Task prompt:
Copy, from the entries below, each line where the word "submitted" can be found.

Data to process:
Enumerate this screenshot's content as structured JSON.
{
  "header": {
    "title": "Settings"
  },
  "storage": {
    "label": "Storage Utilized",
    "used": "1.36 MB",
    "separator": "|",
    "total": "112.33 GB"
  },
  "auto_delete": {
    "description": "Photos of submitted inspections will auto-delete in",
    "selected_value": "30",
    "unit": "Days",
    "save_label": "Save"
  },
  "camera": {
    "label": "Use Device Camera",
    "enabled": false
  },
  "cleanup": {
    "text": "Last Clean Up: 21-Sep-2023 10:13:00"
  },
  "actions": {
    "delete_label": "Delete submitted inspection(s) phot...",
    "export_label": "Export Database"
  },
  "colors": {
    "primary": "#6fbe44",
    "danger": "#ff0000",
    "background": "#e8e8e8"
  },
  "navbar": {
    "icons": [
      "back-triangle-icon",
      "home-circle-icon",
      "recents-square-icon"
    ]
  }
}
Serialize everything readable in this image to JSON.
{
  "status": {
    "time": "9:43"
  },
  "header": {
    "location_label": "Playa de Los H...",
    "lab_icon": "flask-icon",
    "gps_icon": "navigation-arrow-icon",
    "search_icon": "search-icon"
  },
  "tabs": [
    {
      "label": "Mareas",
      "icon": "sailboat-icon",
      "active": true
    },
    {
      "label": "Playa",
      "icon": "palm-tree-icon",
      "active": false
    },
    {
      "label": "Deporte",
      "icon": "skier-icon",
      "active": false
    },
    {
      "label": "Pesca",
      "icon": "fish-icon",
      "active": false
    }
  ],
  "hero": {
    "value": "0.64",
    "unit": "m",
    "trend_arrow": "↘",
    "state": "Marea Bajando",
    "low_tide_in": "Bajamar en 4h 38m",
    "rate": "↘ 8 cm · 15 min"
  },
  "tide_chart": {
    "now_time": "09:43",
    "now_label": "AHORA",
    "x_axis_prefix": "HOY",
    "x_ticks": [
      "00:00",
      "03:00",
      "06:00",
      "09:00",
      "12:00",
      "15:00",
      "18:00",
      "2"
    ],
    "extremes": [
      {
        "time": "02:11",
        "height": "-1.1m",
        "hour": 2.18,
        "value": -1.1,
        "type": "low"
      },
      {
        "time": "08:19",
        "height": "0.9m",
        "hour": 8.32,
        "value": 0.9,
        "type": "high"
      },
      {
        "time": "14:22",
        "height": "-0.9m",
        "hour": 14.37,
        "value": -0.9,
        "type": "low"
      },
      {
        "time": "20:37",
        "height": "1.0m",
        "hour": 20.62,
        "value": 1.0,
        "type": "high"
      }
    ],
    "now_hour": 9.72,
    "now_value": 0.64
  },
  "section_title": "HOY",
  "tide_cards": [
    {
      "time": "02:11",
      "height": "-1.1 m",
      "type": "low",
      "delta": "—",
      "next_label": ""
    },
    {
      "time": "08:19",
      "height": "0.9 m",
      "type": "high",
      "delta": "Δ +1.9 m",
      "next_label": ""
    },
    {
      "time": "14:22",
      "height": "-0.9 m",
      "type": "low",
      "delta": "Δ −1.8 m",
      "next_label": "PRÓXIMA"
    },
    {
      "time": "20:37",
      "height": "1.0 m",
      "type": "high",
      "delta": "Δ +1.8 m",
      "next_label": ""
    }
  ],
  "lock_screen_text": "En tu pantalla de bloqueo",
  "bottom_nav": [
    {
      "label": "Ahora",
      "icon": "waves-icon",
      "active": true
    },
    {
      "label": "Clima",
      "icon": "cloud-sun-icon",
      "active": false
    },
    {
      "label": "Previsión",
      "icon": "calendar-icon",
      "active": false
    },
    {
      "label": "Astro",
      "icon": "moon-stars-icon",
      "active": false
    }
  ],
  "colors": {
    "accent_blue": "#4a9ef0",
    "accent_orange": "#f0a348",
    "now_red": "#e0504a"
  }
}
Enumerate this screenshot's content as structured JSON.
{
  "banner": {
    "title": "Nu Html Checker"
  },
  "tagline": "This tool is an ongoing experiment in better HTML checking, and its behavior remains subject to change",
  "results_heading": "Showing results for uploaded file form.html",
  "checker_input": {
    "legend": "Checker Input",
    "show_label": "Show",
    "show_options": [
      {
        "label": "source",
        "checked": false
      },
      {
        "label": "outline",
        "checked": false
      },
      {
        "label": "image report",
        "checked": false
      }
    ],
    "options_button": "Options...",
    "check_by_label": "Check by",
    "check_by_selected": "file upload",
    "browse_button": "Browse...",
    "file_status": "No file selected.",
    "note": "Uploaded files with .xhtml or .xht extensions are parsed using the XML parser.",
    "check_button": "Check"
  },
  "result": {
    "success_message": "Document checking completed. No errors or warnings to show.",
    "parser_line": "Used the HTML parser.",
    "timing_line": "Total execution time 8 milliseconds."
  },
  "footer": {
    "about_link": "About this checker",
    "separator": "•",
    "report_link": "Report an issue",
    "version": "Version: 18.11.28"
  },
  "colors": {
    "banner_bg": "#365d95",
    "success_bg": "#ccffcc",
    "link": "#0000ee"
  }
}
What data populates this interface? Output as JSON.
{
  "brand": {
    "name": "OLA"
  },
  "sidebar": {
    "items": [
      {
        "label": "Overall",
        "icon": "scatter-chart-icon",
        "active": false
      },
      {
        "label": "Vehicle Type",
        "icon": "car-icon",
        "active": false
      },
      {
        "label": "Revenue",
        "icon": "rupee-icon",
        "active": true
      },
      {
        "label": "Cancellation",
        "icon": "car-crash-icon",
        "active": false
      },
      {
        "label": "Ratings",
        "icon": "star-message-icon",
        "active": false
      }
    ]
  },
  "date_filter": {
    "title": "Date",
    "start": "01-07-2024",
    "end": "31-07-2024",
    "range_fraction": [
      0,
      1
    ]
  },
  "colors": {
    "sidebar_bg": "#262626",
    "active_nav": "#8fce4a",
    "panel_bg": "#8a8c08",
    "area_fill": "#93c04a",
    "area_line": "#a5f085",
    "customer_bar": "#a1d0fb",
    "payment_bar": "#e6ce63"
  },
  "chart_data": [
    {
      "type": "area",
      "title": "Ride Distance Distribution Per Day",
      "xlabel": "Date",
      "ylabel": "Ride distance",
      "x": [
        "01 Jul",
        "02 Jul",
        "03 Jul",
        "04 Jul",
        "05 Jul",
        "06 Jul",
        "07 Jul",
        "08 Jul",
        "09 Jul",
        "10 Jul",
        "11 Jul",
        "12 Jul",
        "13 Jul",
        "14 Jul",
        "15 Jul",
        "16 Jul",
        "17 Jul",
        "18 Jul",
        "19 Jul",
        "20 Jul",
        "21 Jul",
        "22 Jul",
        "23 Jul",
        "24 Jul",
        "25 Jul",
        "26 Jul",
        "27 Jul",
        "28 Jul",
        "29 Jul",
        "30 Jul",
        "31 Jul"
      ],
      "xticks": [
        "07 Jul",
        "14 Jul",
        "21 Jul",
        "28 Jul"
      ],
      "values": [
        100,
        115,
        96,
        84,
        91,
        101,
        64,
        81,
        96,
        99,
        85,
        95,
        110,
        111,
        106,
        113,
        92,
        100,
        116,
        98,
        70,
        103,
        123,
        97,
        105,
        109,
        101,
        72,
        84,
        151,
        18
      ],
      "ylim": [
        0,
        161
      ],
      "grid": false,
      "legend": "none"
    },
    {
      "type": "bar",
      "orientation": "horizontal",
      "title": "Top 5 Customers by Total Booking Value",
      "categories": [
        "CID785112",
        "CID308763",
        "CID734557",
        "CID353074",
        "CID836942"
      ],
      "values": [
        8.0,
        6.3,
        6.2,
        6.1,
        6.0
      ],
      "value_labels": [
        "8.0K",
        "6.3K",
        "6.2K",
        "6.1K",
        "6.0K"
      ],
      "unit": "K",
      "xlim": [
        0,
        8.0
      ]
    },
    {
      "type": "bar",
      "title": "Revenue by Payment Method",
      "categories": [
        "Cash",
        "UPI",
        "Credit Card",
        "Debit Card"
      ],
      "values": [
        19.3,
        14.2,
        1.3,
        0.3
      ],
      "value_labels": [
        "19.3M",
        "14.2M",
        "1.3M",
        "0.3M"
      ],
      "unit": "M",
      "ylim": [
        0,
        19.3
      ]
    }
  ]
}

Complete response:
    "description": "Photos of submitted inspections will auto-delete in",
    "delete_label": "Delete submitted inspection(s) phot...",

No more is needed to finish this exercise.